## How to complete this task
Among the lines below, copy each one in which "khuyến" appears.

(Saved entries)
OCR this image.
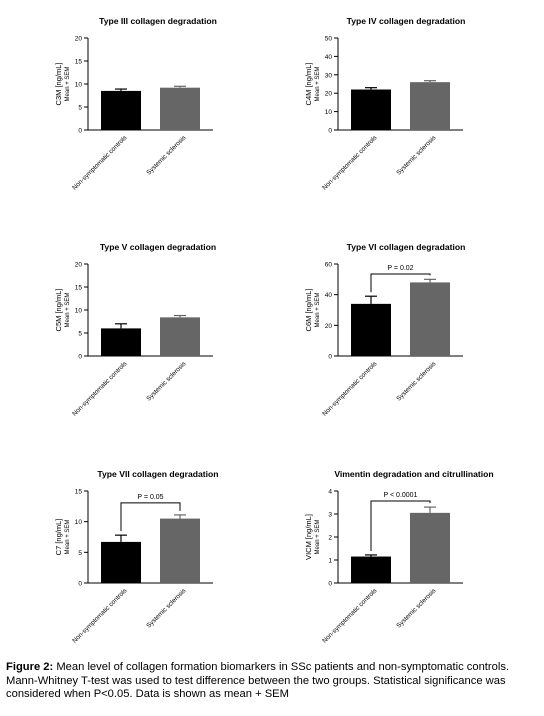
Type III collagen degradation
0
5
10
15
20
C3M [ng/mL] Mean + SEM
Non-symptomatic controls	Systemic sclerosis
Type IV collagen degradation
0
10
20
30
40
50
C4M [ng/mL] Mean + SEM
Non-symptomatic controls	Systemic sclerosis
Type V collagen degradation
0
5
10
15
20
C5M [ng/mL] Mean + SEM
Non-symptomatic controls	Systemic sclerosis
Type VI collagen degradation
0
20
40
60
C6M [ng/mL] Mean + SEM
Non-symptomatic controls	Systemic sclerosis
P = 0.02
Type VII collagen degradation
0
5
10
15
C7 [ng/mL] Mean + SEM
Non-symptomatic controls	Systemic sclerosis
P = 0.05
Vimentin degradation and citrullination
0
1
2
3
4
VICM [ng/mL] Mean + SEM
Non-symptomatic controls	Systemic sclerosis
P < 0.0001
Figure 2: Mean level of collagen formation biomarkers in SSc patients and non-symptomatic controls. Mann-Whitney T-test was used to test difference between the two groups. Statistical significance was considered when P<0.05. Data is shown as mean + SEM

* * *

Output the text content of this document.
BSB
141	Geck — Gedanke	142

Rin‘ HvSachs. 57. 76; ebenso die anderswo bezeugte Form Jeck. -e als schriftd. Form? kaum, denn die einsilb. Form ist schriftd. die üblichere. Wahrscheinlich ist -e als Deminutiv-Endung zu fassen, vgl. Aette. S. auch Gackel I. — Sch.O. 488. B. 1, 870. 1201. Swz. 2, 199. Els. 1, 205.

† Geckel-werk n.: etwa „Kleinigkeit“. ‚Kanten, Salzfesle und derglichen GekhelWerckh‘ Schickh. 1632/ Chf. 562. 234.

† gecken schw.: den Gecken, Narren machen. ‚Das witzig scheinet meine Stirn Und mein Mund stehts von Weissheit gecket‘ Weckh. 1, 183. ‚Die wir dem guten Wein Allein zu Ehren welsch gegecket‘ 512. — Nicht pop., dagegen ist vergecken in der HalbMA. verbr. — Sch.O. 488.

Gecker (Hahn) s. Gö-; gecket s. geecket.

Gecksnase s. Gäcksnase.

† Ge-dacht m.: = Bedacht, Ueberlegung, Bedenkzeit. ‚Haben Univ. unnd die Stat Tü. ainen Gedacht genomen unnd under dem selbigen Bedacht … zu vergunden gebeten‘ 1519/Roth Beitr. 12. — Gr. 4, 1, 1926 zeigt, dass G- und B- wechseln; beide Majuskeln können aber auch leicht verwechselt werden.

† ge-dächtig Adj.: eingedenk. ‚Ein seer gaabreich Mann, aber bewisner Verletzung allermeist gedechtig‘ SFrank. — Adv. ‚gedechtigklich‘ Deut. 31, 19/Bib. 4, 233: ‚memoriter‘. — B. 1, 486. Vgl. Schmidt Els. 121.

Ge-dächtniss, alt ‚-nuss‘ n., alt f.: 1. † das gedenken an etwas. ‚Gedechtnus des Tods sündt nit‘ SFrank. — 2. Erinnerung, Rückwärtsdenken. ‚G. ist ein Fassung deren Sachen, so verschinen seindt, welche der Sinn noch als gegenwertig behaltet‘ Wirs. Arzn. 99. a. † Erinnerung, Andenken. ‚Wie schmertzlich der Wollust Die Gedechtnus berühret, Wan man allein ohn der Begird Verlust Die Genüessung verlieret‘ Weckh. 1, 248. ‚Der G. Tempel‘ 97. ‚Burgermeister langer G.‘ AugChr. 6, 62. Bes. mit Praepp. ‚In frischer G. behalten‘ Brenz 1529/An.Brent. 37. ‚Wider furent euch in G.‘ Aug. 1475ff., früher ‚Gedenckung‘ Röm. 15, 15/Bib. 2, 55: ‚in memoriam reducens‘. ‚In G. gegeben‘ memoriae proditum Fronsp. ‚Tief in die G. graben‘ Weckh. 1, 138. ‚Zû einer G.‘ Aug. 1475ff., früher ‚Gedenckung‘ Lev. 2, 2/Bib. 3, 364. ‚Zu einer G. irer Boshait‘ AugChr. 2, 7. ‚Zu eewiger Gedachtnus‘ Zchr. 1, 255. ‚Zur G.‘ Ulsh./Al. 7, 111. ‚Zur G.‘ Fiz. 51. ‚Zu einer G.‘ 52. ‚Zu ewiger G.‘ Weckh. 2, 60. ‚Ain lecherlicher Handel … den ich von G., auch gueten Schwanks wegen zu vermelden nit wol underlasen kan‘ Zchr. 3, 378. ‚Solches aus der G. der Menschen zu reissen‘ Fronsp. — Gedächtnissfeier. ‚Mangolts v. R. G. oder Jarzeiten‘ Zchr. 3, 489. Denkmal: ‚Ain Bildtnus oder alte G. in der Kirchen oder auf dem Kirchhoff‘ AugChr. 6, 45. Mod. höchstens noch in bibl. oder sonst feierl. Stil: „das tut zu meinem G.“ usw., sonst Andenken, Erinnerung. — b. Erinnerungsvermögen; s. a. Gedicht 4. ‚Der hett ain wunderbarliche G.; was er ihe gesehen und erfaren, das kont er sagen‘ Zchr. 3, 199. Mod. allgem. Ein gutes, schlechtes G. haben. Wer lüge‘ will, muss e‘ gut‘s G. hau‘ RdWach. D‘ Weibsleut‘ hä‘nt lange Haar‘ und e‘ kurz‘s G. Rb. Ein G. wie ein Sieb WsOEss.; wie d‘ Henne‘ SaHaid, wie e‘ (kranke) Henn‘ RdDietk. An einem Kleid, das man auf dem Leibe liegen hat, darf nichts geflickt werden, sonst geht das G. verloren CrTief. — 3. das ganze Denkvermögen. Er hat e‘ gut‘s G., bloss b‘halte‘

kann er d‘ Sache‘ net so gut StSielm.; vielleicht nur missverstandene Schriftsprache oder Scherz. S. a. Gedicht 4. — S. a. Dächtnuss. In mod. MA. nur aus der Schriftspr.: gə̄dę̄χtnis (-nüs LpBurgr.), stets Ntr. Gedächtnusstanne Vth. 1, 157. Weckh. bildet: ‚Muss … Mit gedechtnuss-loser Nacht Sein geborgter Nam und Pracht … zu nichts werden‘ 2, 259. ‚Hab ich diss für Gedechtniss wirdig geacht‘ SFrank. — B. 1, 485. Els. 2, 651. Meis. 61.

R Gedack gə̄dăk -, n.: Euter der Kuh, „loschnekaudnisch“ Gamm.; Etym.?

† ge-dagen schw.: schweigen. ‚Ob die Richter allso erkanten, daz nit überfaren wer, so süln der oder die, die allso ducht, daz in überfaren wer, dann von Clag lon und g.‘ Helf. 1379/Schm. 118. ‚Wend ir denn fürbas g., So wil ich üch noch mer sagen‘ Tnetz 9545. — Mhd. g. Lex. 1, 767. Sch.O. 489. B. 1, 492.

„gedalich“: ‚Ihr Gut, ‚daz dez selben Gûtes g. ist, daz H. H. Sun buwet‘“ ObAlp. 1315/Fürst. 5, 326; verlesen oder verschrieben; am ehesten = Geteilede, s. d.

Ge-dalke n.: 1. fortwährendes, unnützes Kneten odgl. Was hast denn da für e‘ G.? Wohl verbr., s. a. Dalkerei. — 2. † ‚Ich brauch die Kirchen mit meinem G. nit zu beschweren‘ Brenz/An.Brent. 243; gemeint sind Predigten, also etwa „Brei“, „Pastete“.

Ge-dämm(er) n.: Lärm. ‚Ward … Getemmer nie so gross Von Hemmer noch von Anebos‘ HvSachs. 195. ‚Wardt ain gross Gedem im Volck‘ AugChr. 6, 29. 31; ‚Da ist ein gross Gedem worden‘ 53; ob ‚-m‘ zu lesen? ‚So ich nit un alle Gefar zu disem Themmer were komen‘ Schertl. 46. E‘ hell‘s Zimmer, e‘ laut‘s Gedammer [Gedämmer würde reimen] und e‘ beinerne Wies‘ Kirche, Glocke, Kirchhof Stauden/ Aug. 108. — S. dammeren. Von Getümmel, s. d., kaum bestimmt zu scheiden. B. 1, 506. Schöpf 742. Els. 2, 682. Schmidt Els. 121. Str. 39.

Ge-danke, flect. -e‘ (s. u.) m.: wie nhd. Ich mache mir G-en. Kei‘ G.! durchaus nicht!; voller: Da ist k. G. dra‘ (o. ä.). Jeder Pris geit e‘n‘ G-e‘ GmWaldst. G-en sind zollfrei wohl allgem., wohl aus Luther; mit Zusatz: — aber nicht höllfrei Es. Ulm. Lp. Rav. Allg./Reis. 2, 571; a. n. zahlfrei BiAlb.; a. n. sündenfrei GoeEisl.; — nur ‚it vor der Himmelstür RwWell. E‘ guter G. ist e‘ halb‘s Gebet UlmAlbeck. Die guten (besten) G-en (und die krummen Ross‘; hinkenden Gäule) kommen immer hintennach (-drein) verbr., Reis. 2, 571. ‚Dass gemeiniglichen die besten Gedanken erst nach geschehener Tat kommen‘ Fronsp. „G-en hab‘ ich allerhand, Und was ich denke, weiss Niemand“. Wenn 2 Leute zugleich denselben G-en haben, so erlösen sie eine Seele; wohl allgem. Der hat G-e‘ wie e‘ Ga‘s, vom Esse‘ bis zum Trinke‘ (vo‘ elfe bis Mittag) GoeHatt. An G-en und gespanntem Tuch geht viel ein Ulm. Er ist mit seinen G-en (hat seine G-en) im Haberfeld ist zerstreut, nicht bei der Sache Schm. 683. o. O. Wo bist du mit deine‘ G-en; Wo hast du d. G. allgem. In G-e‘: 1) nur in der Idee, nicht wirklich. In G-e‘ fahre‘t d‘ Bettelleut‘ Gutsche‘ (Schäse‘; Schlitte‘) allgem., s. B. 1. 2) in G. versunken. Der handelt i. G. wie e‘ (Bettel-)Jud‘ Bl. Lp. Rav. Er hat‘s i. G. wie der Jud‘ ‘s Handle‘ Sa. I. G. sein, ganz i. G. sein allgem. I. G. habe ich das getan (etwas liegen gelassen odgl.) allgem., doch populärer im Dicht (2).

* * *

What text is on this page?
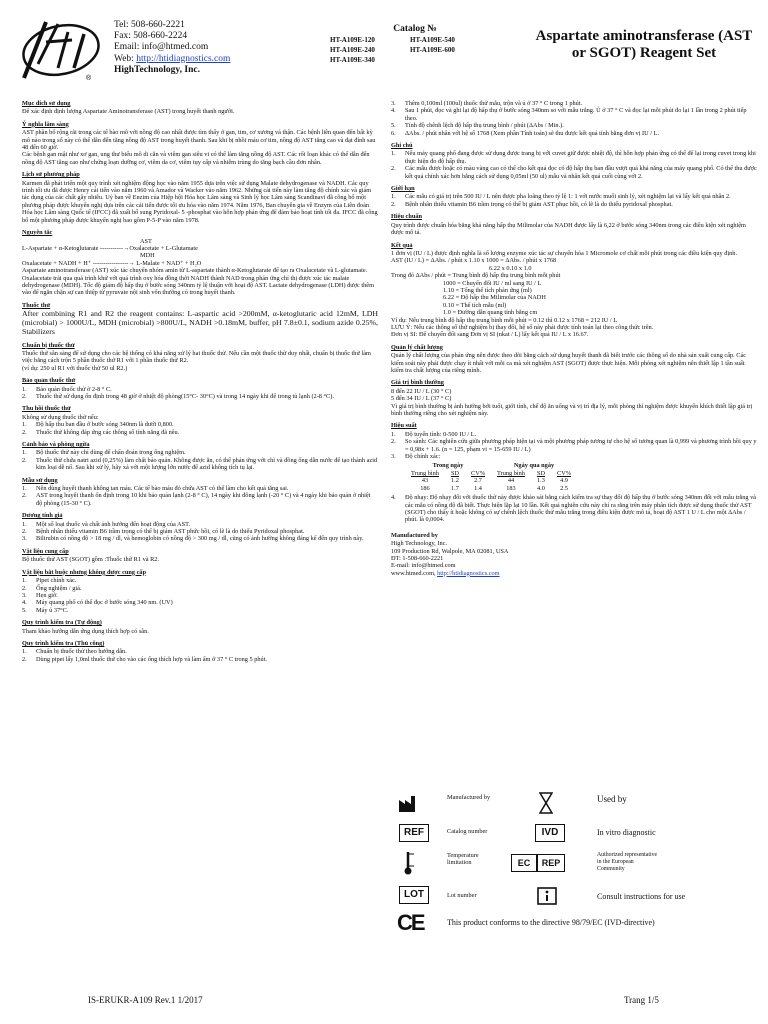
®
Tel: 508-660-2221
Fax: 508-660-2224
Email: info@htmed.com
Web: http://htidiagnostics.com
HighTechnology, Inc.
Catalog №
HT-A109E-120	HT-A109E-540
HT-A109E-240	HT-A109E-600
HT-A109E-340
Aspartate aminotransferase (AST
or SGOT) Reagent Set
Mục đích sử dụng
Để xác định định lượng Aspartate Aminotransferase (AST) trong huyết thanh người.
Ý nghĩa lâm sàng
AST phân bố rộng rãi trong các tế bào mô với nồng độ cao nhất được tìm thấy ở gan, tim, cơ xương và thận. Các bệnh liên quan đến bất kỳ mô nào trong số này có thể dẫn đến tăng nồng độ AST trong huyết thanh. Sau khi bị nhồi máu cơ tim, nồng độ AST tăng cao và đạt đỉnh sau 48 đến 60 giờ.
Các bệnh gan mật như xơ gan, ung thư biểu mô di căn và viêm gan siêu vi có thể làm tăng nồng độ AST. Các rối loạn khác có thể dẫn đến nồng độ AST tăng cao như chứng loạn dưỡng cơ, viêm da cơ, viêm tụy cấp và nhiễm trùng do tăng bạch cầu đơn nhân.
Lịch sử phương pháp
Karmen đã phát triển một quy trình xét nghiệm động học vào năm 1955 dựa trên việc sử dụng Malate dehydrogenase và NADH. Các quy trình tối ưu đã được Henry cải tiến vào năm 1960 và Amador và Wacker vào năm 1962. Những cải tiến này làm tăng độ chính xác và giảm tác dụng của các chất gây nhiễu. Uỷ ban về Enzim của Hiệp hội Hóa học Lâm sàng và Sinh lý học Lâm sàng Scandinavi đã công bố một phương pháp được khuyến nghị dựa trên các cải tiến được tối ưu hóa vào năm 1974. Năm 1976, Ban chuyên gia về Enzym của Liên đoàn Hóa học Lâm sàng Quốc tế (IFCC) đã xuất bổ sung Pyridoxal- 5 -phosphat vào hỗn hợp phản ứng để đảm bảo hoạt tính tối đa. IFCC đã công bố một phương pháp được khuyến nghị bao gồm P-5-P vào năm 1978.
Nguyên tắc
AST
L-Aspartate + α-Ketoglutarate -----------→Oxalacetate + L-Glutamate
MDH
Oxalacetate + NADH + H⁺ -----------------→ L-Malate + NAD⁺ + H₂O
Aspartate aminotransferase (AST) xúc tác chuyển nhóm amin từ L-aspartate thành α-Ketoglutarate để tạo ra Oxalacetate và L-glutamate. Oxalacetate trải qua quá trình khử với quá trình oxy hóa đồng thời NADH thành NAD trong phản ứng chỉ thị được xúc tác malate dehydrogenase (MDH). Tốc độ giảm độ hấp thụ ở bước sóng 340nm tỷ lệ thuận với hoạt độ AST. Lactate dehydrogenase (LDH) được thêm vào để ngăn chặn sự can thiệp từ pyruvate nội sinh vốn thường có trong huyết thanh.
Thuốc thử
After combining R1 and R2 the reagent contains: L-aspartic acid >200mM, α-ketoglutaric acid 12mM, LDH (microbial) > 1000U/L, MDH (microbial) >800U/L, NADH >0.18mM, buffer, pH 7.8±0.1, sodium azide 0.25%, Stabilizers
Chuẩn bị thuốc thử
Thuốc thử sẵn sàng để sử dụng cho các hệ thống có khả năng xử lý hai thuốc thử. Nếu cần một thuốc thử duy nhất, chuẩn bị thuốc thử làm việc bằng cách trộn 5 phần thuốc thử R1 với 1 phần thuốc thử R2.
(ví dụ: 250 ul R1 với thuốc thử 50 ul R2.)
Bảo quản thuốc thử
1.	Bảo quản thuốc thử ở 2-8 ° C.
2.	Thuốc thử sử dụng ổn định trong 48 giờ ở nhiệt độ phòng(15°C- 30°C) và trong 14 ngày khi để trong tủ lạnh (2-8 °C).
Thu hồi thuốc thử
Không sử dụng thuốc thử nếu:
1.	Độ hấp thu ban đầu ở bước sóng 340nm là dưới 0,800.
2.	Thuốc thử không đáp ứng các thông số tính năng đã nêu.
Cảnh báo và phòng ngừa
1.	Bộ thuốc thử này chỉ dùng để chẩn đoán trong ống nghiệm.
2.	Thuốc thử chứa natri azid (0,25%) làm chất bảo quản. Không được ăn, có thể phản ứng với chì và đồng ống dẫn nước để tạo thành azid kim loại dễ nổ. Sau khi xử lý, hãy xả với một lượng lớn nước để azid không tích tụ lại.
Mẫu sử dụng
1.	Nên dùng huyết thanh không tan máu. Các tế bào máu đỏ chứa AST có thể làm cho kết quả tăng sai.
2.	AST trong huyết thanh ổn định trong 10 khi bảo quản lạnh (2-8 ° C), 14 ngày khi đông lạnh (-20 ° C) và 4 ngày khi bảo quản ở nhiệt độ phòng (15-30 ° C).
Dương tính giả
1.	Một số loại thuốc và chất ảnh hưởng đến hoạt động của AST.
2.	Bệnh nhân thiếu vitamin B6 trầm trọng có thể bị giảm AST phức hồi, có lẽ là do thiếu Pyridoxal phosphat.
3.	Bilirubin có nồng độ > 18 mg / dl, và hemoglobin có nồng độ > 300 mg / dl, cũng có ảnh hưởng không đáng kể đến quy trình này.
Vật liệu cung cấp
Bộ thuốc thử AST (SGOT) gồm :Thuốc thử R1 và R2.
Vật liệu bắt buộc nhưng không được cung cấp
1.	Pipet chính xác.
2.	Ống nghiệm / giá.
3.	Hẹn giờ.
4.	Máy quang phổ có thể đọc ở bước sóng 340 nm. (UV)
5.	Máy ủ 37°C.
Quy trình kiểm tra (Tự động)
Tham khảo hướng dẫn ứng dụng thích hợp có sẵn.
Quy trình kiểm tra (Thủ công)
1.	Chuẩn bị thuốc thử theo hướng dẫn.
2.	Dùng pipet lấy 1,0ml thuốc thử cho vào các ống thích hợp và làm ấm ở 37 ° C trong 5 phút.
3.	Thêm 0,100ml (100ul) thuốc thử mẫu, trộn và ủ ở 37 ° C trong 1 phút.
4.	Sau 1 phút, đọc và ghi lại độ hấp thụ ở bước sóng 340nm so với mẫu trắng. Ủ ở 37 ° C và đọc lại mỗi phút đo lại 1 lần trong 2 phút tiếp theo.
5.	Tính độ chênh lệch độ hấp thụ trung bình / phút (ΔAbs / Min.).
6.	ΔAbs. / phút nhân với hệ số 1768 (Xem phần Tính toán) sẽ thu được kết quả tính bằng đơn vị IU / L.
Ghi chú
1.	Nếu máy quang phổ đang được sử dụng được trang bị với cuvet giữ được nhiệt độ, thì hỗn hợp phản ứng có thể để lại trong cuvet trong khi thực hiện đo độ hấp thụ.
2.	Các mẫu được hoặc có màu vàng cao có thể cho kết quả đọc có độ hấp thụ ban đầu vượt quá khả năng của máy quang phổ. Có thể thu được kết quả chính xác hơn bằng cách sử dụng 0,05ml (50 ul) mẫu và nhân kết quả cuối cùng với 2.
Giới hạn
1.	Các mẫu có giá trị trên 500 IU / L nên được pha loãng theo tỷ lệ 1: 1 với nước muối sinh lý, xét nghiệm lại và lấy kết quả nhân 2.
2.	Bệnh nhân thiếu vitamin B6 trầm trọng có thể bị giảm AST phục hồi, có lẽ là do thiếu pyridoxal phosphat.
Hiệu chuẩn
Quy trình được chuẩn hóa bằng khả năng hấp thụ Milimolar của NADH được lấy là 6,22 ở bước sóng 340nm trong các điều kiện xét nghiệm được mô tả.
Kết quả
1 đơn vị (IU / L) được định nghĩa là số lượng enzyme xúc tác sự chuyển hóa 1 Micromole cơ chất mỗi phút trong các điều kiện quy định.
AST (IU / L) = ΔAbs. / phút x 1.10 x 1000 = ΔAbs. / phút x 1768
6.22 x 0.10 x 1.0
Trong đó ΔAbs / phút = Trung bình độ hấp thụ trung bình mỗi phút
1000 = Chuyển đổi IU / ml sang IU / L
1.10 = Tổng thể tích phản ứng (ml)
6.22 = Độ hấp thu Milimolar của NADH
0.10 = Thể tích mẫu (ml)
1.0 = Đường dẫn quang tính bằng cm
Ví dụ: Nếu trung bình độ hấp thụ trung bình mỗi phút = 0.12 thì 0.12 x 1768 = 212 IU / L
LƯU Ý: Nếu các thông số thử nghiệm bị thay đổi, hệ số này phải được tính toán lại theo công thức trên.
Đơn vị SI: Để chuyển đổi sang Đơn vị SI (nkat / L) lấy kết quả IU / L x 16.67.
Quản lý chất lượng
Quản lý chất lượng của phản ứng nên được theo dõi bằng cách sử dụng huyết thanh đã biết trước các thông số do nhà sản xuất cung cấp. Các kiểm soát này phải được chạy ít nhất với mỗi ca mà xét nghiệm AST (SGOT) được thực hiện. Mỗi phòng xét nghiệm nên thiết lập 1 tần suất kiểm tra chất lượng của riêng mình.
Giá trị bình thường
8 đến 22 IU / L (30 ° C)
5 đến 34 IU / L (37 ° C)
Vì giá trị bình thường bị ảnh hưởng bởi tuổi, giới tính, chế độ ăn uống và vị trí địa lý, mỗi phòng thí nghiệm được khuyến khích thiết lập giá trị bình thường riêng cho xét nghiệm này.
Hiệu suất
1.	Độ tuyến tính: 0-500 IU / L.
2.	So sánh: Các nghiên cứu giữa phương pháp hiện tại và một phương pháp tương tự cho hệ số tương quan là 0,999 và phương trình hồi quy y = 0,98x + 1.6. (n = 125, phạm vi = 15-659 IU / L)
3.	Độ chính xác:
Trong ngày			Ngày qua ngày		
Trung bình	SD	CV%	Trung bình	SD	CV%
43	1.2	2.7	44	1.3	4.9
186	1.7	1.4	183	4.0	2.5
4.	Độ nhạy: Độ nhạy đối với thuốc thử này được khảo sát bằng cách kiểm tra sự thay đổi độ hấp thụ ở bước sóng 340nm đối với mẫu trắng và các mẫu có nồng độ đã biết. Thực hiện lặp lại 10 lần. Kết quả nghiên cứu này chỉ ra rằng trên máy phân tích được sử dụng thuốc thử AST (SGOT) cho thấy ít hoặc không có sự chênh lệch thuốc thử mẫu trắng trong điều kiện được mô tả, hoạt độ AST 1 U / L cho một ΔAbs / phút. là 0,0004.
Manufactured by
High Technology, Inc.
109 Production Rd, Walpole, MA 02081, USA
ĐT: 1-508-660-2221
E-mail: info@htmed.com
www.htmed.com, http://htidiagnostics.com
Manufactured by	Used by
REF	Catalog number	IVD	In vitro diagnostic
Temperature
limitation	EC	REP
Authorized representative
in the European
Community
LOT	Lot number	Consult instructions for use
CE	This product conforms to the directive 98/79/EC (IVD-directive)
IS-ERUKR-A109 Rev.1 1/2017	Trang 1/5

## Written answer
Karmen đã phát triển một quy trình xét nghiệm động học vào năm 1955 dựa trên việc sử dụng Malate dehydrogenase và NADH. Các quy trình tối ưu đã được Henry cải tiến vào năm 1960 và Amador và Wacker vào năm 1962. Những cải tiến này làm tăng độ chính xác và giảm tác dụng của các chất gây nhiễu. Uỷ ban về Enzim của Hiệp hội Hóa học Lâm sàng và Sinh lý học Lâm sàng Scandinavi đã công bố một phương pháp được khuyến nghị dựa trên các cải tiến được tối ưu hóa vào năm 1974. Năm 1976, Ban chuyên gia về Enzym của Liên đoàn Hóa học Lâm sàng Quốc tế (IFCC) đã xuất bổ sung Pyridoxal- 5 -phosphat vào hỗn hợp phản ứng để đảm bảo hoạt tính tối đa. IFCC đã công bố một phương pháp được khuyến nghị bao gồm P-5-P vào năm 1978.
Vì giá trị bình thường bị ảnh hưởng bởi tuổi, giới tính, chế độ ăn uống và vị trí địa lý, mỗi phòng thí nghiệm được khuyến khích thiết lập giá trị bình thường riêng cho xét nghiệm này.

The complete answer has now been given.